**Exercise aim**
Copy the listing verbatim, starting with its first line and ending with the line containing "state-label-wi: WI <box>431 130 447 142</box>", both included.
↓↓↓
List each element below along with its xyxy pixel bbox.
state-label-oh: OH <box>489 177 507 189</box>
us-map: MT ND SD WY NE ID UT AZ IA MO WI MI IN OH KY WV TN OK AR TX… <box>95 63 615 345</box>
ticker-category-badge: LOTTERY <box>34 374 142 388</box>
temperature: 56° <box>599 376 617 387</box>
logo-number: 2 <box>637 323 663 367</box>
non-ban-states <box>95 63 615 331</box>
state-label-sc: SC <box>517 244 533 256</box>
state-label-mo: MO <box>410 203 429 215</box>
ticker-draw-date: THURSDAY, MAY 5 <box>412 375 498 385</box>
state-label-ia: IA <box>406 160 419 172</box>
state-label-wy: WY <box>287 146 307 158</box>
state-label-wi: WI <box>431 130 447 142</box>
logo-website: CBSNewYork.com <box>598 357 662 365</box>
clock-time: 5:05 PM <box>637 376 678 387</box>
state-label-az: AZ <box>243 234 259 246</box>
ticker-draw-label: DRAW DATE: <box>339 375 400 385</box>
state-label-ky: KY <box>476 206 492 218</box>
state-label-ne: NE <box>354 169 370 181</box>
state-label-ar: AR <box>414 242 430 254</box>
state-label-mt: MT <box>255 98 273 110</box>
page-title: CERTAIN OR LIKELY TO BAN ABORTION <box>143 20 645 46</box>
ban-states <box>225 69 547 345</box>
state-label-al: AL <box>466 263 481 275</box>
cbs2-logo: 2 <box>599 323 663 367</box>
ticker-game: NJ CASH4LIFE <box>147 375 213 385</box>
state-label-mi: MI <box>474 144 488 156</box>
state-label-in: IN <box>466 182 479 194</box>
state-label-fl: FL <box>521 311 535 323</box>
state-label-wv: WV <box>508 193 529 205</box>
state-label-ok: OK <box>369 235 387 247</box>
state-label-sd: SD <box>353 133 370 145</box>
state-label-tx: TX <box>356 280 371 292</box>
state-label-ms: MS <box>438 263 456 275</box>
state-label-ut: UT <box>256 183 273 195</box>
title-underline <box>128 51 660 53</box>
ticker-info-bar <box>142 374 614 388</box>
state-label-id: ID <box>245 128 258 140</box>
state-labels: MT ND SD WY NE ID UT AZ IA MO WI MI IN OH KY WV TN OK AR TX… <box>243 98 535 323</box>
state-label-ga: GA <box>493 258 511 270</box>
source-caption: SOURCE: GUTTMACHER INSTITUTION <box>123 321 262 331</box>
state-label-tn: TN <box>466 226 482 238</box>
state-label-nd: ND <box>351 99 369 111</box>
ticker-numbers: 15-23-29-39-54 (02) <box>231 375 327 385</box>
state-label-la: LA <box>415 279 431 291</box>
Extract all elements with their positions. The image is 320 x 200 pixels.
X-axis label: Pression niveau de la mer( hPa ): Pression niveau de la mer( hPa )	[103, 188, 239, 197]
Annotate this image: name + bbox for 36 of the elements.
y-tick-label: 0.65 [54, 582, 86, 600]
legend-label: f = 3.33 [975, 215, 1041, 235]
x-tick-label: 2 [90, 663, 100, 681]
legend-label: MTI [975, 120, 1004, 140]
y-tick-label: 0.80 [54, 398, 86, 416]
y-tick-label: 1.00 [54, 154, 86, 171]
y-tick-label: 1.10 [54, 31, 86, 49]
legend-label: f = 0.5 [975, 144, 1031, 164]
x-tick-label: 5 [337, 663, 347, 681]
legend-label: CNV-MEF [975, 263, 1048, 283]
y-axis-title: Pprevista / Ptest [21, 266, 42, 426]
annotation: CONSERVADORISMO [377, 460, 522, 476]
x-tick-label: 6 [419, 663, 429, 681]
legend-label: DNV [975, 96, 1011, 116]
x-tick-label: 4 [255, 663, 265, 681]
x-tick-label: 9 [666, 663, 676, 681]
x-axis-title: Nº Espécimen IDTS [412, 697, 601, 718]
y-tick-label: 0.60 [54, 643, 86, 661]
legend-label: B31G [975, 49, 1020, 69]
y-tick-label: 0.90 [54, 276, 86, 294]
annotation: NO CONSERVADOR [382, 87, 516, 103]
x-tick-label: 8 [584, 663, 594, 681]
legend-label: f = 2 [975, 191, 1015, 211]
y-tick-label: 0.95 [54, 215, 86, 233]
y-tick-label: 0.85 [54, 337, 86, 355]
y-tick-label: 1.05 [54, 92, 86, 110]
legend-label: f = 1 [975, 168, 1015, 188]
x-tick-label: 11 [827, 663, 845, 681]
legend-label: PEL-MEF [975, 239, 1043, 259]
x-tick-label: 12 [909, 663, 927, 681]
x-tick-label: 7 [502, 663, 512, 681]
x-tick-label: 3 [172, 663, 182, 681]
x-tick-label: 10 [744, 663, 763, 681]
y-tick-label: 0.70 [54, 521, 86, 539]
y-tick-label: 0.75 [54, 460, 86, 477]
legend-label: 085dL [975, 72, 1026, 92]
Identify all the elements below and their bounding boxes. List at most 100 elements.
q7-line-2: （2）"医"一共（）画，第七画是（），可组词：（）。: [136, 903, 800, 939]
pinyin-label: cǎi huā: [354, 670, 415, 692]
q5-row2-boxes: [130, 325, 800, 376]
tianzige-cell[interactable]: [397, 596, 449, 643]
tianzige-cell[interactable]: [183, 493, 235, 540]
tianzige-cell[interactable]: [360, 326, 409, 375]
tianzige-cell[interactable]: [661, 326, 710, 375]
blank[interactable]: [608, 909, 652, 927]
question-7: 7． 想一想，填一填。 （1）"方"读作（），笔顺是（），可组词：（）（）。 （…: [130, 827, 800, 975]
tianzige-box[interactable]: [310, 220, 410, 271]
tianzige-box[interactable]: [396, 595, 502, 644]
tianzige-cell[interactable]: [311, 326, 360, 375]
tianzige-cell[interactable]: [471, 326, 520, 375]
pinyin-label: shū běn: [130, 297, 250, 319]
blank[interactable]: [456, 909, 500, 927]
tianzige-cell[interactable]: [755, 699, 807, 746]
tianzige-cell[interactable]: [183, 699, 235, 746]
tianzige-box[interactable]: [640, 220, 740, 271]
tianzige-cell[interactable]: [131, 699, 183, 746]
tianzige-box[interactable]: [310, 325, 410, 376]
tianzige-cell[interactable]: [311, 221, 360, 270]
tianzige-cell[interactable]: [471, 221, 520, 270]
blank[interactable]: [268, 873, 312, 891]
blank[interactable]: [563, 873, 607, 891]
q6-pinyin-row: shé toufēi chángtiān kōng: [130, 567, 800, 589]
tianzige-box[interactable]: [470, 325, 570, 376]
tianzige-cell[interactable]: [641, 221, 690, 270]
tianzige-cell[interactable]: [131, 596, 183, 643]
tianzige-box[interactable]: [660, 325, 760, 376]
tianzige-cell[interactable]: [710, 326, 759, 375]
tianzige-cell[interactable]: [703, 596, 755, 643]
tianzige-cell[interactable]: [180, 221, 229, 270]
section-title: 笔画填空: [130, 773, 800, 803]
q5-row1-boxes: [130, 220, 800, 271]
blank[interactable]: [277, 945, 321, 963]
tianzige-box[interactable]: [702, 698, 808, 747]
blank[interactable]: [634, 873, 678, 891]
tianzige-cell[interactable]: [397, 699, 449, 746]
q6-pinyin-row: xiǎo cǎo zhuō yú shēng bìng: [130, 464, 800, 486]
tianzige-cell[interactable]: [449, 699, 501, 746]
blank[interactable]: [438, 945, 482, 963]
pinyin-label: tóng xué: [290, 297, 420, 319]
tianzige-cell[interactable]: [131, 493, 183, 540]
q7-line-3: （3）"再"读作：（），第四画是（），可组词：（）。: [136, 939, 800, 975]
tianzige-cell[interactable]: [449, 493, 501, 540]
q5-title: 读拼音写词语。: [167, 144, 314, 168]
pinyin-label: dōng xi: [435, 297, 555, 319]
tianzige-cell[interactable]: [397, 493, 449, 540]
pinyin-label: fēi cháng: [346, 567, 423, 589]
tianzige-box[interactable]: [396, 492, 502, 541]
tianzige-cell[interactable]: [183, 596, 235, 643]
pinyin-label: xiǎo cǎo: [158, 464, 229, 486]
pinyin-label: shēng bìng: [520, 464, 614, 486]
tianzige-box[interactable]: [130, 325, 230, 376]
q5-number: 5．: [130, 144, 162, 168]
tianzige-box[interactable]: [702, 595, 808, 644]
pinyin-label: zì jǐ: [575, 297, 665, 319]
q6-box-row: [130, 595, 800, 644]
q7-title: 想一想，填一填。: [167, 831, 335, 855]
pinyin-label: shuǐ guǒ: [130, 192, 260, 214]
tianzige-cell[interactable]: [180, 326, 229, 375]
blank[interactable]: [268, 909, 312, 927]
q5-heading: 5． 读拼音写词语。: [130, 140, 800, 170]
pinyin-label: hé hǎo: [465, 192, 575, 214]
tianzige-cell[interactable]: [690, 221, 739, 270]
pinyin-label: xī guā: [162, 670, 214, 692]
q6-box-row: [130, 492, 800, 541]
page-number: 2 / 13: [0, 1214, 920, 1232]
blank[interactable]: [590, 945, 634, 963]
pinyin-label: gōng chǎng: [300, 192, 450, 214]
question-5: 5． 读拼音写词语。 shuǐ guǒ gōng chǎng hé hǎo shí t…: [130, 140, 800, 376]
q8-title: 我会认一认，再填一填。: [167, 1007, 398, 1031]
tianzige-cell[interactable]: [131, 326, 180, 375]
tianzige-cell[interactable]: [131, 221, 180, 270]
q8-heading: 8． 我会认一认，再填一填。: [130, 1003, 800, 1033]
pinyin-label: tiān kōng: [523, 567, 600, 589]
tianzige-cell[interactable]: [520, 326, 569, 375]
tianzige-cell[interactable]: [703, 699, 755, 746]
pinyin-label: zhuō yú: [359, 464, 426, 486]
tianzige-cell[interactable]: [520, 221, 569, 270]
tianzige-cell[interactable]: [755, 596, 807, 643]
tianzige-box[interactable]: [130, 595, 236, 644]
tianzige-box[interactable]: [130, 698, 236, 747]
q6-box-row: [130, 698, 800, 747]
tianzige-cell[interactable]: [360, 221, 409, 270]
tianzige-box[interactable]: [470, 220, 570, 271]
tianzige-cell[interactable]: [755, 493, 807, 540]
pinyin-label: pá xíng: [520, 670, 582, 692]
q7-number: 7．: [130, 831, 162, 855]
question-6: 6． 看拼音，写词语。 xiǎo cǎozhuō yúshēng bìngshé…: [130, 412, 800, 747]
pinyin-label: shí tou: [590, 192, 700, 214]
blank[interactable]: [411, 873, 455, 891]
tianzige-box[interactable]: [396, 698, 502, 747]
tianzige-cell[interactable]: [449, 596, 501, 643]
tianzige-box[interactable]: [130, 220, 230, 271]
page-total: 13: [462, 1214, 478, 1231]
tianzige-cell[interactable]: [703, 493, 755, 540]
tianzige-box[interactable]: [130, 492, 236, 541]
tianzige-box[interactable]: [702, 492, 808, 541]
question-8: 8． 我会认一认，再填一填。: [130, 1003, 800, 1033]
↑↑↑
**Solution to this task**
List each element below along with its xyxy pixel bbox.
state-label-oh: OH <box>489 177 507 189</box>
us-map: MT ND SD WY NE ID UT AZ IA MO WI MI IN OH KY WV TN OK AR TX… <box>95 63 615 345</box>
ticker-category-badge: LOTTERY <box>34 374 142 388</box>
temperature: 56° <box>599 376 617 387</box>
logo-number: 2 <box>637 323 663 367</box>
non-ban-states <box>95 63 615 331</box>
state-label-sc: SC <box>517 244 533 256</box>
state-label-mo: MO <box>410 203 429 215</box>
ticker-draw-date: THURSDAY, MAY 5 <box>412 375 498 385</box>
state-label-ia: IA <box>406 160 419 172</box>
state-label-wy: WY <box>287 146 307 158</box>
state-label-wi: WI <box>431 130 447 142</box>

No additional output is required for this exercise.